**GOAL:** Without the pictures, write out all the lines below exactly as they appear.

--- START OF EXERCISE DATA ---

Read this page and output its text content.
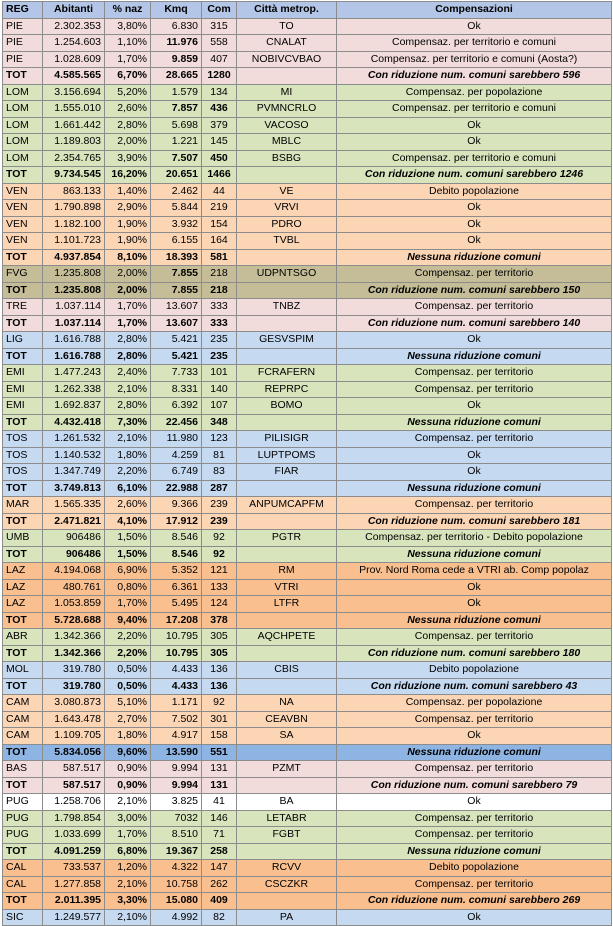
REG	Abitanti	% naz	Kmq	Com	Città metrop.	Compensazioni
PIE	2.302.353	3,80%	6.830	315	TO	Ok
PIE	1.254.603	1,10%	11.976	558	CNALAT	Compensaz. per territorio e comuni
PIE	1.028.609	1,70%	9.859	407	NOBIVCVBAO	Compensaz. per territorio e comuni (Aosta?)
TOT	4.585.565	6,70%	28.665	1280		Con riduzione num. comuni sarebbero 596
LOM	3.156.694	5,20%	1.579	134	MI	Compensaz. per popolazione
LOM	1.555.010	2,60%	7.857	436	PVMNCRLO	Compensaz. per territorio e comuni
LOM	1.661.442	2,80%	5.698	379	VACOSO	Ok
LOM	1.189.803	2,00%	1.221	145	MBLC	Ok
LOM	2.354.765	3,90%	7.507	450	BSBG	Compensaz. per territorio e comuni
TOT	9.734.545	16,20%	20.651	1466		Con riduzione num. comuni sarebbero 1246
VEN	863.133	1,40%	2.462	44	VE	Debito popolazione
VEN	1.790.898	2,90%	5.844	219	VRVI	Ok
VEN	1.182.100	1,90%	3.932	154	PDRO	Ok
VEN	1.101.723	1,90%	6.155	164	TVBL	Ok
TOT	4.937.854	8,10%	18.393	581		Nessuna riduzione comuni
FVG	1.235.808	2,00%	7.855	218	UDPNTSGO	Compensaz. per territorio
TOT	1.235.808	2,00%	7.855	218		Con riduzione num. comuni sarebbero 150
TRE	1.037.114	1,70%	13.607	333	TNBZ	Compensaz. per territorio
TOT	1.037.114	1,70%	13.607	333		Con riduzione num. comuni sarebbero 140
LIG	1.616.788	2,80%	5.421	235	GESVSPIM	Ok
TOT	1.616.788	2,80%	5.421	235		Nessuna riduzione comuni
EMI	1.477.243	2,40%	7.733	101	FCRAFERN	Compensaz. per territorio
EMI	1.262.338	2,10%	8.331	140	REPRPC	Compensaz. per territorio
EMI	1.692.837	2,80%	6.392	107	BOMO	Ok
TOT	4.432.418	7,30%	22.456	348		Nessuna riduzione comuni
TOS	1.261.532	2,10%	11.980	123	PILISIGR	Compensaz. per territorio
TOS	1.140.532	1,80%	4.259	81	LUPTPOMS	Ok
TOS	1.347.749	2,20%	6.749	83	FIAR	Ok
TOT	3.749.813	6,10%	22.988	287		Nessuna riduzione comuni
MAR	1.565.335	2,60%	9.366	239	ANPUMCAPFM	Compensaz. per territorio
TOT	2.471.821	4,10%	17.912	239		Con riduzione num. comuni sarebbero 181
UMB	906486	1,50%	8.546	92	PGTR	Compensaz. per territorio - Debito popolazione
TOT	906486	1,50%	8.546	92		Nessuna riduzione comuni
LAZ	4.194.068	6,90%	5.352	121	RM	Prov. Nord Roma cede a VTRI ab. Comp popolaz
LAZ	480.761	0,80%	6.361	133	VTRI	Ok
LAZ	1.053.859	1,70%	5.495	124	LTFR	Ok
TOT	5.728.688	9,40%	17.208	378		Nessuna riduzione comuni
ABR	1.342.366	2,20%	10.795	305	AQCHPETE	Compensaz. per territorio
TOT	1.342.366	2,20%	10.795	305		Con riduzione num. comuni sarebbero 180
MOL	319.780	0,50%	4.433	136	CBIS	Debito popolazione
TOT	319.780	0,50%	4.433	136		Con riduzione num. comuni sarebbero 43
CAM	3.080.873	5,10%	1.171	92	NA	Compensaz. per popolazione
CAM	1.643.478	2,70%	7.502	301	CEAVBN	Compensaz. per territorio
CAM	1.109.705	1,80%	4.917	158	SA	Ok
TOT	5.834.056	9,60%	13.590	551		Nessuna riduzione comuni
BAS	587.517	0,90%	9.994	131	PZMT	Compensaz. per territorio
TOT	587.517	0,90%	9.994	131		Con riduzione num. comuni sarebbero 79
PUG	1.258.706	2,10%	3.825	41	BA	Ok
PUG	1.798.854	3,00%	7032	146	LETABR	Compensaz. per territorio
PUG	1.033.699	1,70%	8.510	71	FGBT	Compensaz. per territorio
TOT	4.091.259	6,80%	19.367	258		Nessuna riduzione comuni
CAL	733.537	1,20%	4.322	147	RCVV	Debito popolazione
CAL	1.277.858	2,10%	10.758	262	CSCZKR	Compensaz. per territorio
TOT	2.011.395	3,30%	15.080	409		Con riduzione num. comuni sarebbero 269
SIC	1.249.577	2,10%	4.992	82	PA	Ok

--- END OF EXERCISE DATA ---

**COMPLETE RESPONSE:**
Read this page and output its text content.
REG	Abitanti	% naz	Kmq	Com	Città metrop.	Compensazioni
PIE	2.302.353	3,80%	6.830	315	TO	Ok
PIE	1.254.603	1,10%	11.976	558	CNALAT	Compensaz. per territorio e comuni
PIE	1.028.609	1,70%	9.859	407	NOBIVCVBAO	Compensaz. per territorio e comuni (Aosta?)
TOT	4.585.565	6,70%	28.665	1280		Con riduzione num. comuni sarebbero 596
LOM	3.156.694	5,20%	1.579	134	MI	Compensaz. per popolazione
LOM	1.555.010	2,60%	7.857	436	PVMNCRLO	Compensaz. per territorio e comuni
LOM	1.661.442	2,80%	5.698	379	VACOSO	Ok
LOM	1.189.803	2,00%	1.221	145	MBLC	Ok
LOM	2.354.765	3,90%	7.507	450	BSBG	Compensaz. per territorio e comuni
TOT	9.734.545	16,20%	20.651	1466		Con riduzione num. comuni sarebbero 1246
VEN	863.133	1,40%	2.462	44	VE	Debito popolazione
VEN	1.790.898	2,90%	5.844	219	VRVI	Ok
VEN	1.182.100	1,90%	3.932	154	PDRO	Ok
VEN	1.101.723	1,90%	6.155	164	TVBL	Ok
TOT	4.937.854	8,10%	18.393	581		Nessuna riduzione comuni
FVG	1.235.808	2,00%	7.855	218	UDPNTSGO	Compensaz. per territorio
TOT	1.235.808	2,00%	7.855	218		Con riduzione num. comuni sarebbero 150
TRE	1.037.114	1,70%	13.607	333	TNBZ	Compensaz. per territorio
TOT	1.037.114	1,70%	13.607	333		Con riduzione num. comuni sarebbero 140
LIG	1.616.788	2,80%	5.421	235	GESVSPIM	Ok
TOT	1.616.788	2,80%	5.421	235		Nessuna riduzione comuni
EMI	1.477.243	2,40%	7.733	101	FCRAFERN	Compensaz. per territorio
EMI	1.262.338	2,10%	8.331	140	REPRPC	Compensaz. per territorio
EMI	1.692.837	2,80%	6.392	107	BOMO	Ok
TOT	4.432.418	7,30%	22.456	348		Nessuna riduzione comuni
TOS	1.261.532	2,10%	11.980	123	PILISIGR	Compensaz. per territorio
TOS	1.140.532	1,80%	4.259	81	LUPTPOMS	Ok
TOS	1.347.749	2,20%	6.749	83	FIAR	Ok
TOT	3.749.813	6,10%	22.988	287		Nessuna riduzione comuni
MAR	1.565.335	2,60%	9.366	239	ANPUMCAPFM	Compensaz. per territorio
TOT	2.471.821	4,10%	17.912	239		Con riduzione num. comuni sarebbero 181
UMB	906486	1,50%	8.546	92	PGTR	Compensaz. per territorio - Debito popolazione
TOT	906486	1,50%	8.546	92		Nessuna riduzione comuni
LAZ	4.194.068	6,90%	5.352	121	RM	Prov. Nord Roma cede a VTRI ab. Comp popolaz
LAZ	480.761	0,80%	6.361	133	VTRI	Ok
LAZ	1.053.859	1,70%	5.495	124	LTFR	Ok
TOT	5.728.688	9,40%	17.208	378		Nessuna riduzione comuni
ABR	1.342.366	2,20%	10.795	305	AQCHPETE	Compensaz. per territorio
TOT	1.342.366	2,20%	10.795	305		Con riduzione num. comuni sarebbero 180
MOL	319.780	0,50%	4.433	136	CBIS	Debito popolazione
TOT	319.780	0,50%	4.433	136		Con riduzione num. comuni sarebbero 43
CAM	3.080.873	5,10%	1.171	92	NA	Compensaz. per popolazione
CAM	1.643.478	2,70%	7.502	301	CEAVBN	Compensaz. per territorio
CAM	1.109.705	1,80%	4.917	158	SA	Ok
TOT	5.834.056	9,60%	13.590	551		Nessuna riduzione comuni
BAS	587.517	0,90%	9.994	131	PZMT	Compensaz. per territorio
TOT	587.517	0,90%	9.994	131		Con riduzione num. comuni sarebbero 79
PUG	1.258.706	2,10%	3.825	41	BA	Ok
PUG	1.798.854	3,00%	7032	146	LETABR	Compensaz. per territorio
PUG	1.033.699	1,70%	8.510	71	FGBT	Compensaz. per territorio
TOT	4.091.259	6,80%	19.367	258		Nessuna riduzione comuni
CAL	733.537	1,20%	4.322	147	RCVV	Debito popolazione
CAL	1.277.858	2,10%	10.758	262	CSCZKR	Compensaz. per territorio
TOT	2.011.395	3,30%	15.080	409		Con riduzione num. comuni sarebbero 269
SIC	1.249.577	2,10%	4.992	82	PA	Ok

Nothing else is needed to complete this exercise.